» **Exercise details**
Extract every line below that contains the word "tiền".

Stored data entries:
[Begin]

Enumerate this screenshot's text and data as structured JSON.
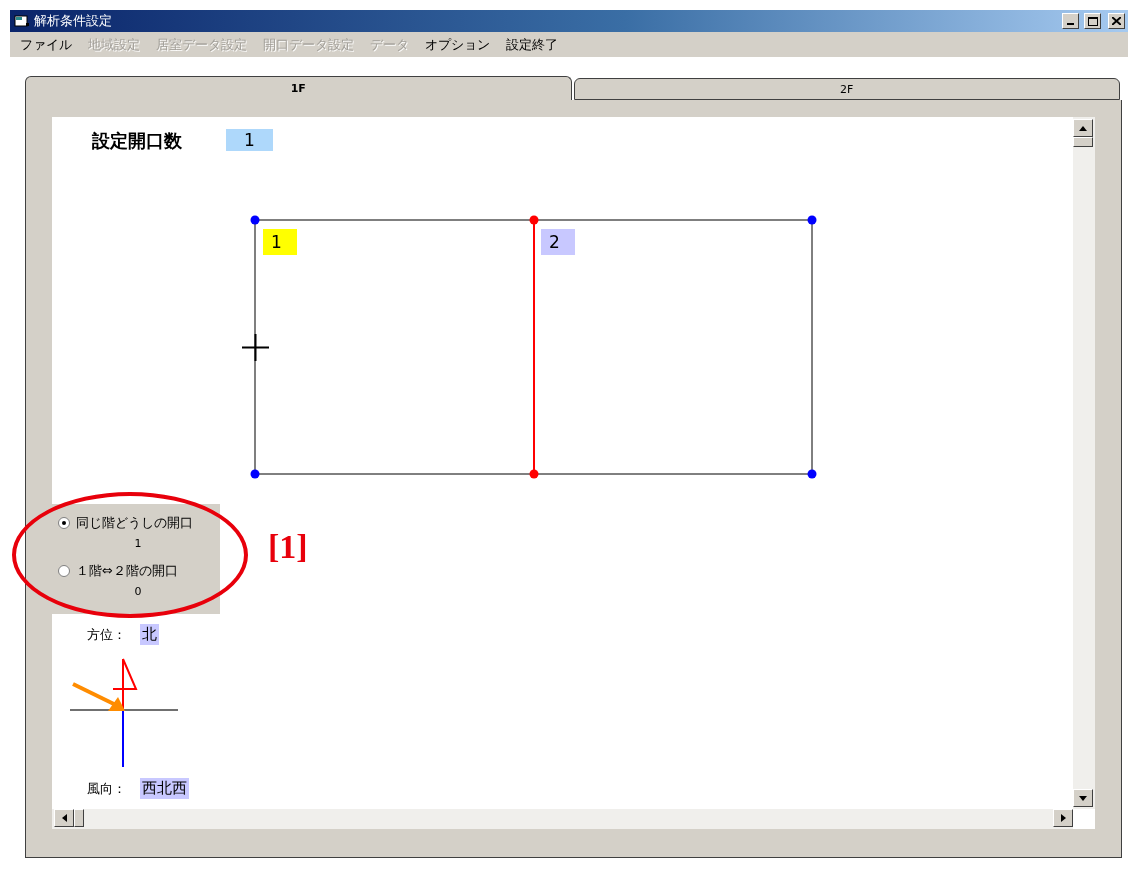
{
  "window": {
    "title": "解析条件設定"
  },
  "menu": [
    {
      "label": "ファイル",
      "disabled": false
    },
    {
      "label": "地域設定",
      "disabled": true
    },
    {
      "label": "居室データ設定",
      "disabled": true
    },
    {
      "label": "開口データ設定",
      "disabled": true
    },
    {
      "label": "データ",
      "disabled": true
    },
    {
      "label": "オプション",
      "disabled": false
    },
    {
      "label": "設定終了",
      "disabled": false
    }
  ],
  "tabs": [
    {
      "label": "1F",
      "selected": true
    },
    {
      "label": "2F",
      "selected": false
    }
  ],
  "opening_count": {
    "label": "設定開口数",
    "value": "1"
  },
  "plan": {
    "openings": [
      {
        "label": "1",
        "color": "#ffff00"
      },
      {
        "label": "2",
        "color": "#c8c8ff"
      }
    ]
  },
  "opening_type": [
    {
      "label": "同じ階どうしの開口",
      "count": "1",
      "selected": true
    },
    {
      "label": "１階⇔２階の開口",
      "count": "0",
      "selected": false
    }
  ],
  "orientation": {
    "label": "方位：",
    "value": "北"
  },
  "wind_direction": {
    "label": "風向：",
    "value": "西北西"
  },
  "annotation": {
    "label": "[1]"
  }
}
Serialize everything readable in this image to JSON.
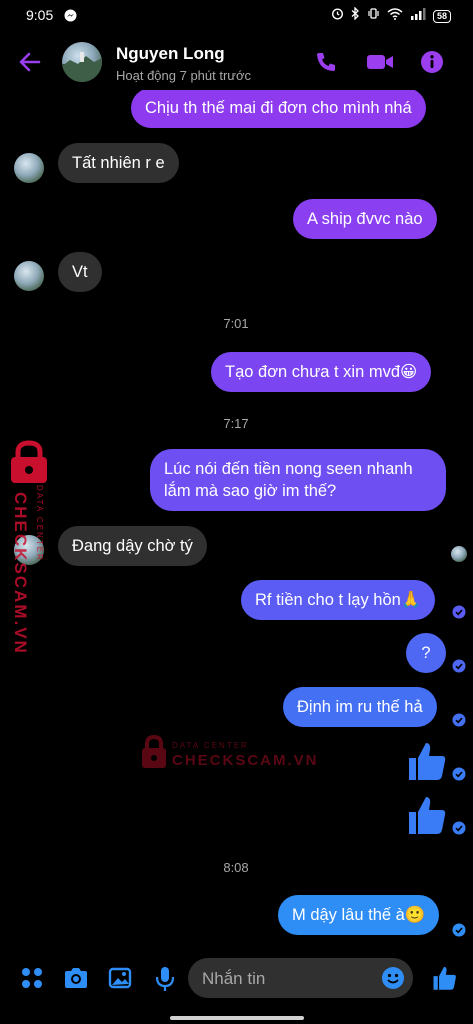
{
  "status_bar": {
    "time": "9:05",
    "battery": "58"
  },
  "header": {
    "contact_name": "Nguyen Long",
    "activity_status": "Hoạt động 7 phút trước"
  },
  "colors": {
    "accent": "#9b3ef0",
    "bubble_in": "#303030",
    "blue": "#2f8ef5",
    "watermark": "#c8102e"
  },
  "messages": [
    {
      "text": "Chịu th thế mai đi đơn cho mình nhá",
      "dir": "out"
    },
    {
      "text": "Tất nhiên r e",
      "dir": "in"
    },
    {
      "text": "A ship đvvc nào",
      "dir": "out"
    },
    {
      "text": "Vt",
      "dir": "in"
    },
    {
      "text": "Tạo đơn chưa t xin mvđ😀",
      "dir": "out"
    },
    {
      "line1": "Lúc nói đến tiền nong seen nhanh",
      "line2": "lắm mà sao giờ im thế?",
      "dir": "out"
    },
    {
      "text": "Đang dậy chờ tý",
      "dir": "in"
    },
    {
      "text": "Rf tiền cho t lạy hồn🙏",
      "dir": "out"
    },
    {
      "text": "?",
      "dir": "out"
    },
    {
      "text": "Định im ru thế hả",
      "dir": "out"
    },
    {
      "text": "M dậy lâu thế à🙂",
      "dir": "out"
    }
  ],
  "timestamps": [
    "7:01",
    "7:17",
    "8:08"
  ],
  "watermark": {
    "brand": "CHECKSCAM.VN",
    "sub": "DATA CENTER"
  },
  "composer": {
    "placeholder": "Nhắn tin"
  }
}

[End]

» **Worked answer**
      "line1": "Lúc nói đến tiền nong seen nhanh",
      "text": "Rf tiền cho t lạy hồn🙏",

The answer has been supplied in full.